[Begin Information supplied]

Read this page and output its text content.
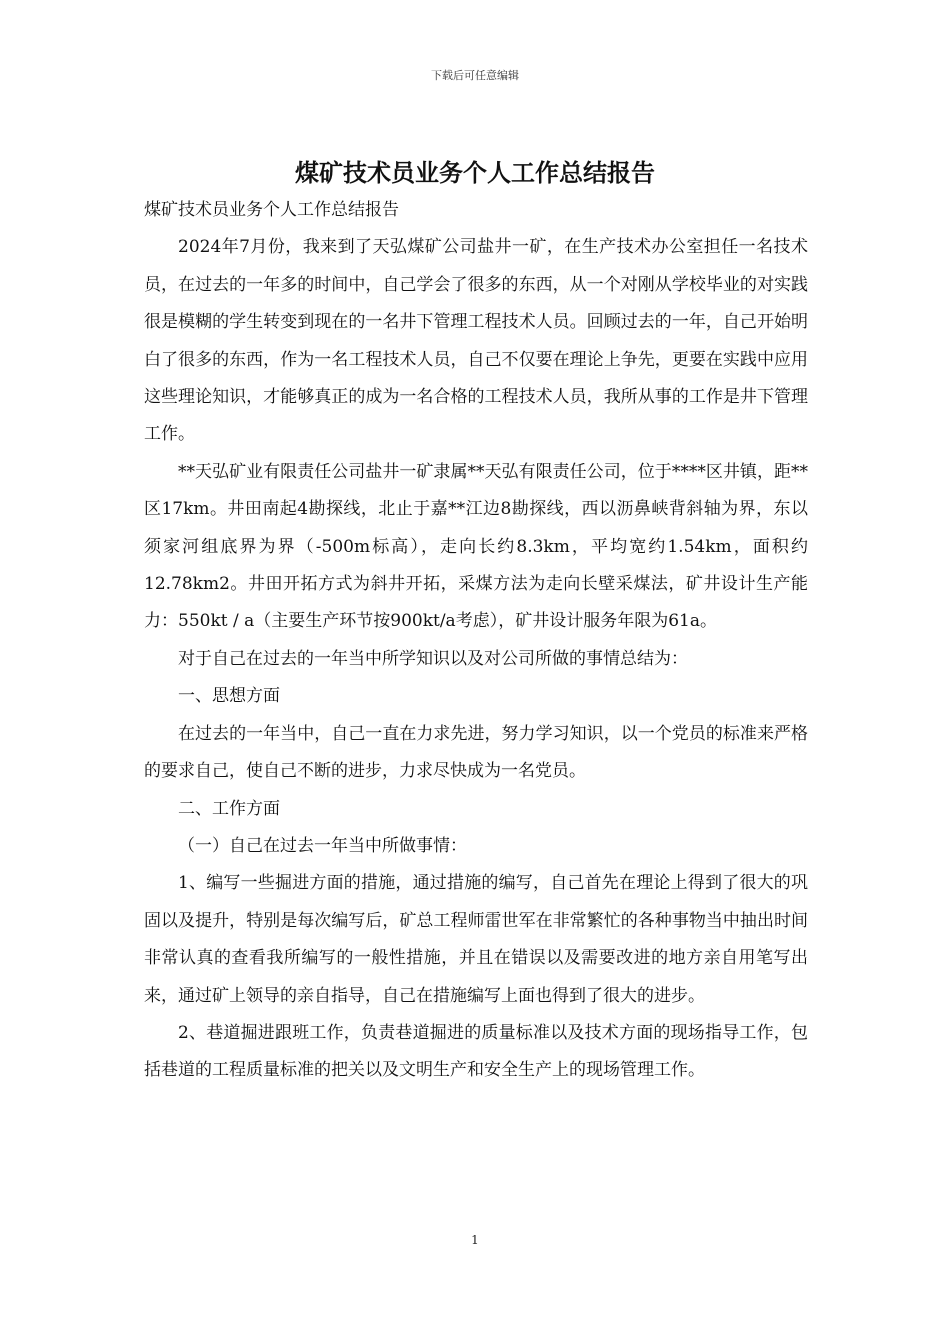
下载后可任意编辑
煤矿技术员业务个人工作总结报告

煤矿技术员业务个人工作总结报告

2024年7月份，我来到了天弘煤矿公司盐井一矿，在生产技术办公室担任一名技术员，在过去的一年多的时间中，自己学会了很多的东西，从一个对刚从学校毕业的对实践很是模糊的学生转变到现在的一名井下管理工程技术人员。回顾过去的一年，自己开始明白了很多的东西，作为一名工程技术人员，自己不仅要在理论上争先，更要在实践中应用这些理论知识，才能够真正的成为一名合格的工程技术人员，我所从事的工作是井下管理工作。

**天弘矿业有限责任公司盐井一矿隶属**天弘有限责任公司，位于****区井镇，距**区17km。井田南起4勘探线，北止于嘉**江边8勘探线，西以沥鼻峡背斜轴为界，东以须家河组底界为界（-500m标高），走向长约8.3km，平均宽约1.54km，面积约12.78km2。井田开拓方式为斜井开拓，采煤方法为走向长壁采煤法，矿井设计生产能力：550kt / a（主要生产环节按900kt/a考虑），矿井设计服务年限为61a。

对于自己在过去的一年当中所学知识以及对公司所做的事情总结为：

一、思想方面

在过去的一年当中，自己一直在力求先进，努力学习知识，以一个党员的标准来严格的要求自己，使自己不断的进步，力求尽快成为一名党员。

二、工作方面

（一）自己在过去一年当中所做事情：

1、编写一些掘进方面的措施，通过措施的编写，自己首先在理论上得到了很大的巩固以及提升，特别是每次编写后，矿总工程师雷世军在非常繁忙的各种事物当中抽出时间非常认真的查看我所编写的一般性措施，并且在错误以及需要改进的地方亲自用笔写出来，通过矿上领导的亲自指导，自己在措施编写上面也得到了很大的进步。

2、巷道掘进跟班工作，负责巷道掘进的质量标准以及技术方面的现场指导工作，包括巷道的工程质量标准的把关以及文明生产和安全生产上的现场管理工作。

1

[End Information supplied]

* _What this task involves_:
Do not include images; quote all of the entries above exactly.

* _Solution_:
Read this page and output its text content.
下载后可任意编辑
煤矿技术员业务个人工作总结报告

煤矿技术员业务个人工作总结报告

2024年7月份，我来到了天弘煤矿公司盐井一矿，在生产技术办公室担任一名技术员，在过去的一年多的时间中，自己学会了很多的东西，从一个对刚从学校毕业的对实践很是模糊的学生转变到现在的一名井下管理工程技术人员。回顾过去的一年，自己开始明白了很多的东西，作为一名工程技术人员，自己不仅要在理论上争先，更要在实践中应用这些理论知识，才能够真正的成为一名合格的工程技术人员，我所从事的工作是井下管理工作。

**天弘矿业有限责任公司盐井一矿隶属**天弘有限责任公司，位于****区井镇，距**区17km。井田南起4勘探线，北止于嘉**江边8勘探线，西以沥鼻峡背斜轴为界，东以须家河组底界为界（-500m标高），走向长约8.3km，平均宽约1.54km，面积约12.78km2。井田开拓方式为斜井开拓，采煤方法为走向长壁采煤法，矿井设计生产能力：550kt / a（主要生产环节按900kt/a考虑），矿井设计服务年限为61a。

对于自己在过去的一年当中所学知识以及对公司所做的事情总结为：

一、思想方面

在过去的一年当中，自己一直在力求先进，努力学习知识，以一个党员的标准来严格的要求自己，使自己不断的进步，力求尽快成为一名党员。

二、工作方面

（一）自己在过去一年当中所做事情：

1、编写一些掘进方面的措施，通过措施的编写，自己首先在理论上得到了很大的巩固以及提升，特别是每次编写后，矿总工程师雷世军在非常繁忙的各种事物当中抽出时间非常认真的查看我所编写的一般性措施，并且在错误以及需要改进的地方亲自用笔写出来，通过矿上领导的亲自指导，自己在措施编写上面也得到了很大的进步。

2、巷道掘进跟班工作，负责巷道掘进的质量标准以及技术方面的现场指导工作，包括巷道的工程质量标准的把关以及文明生产和安全生产上的现场管理工作。

1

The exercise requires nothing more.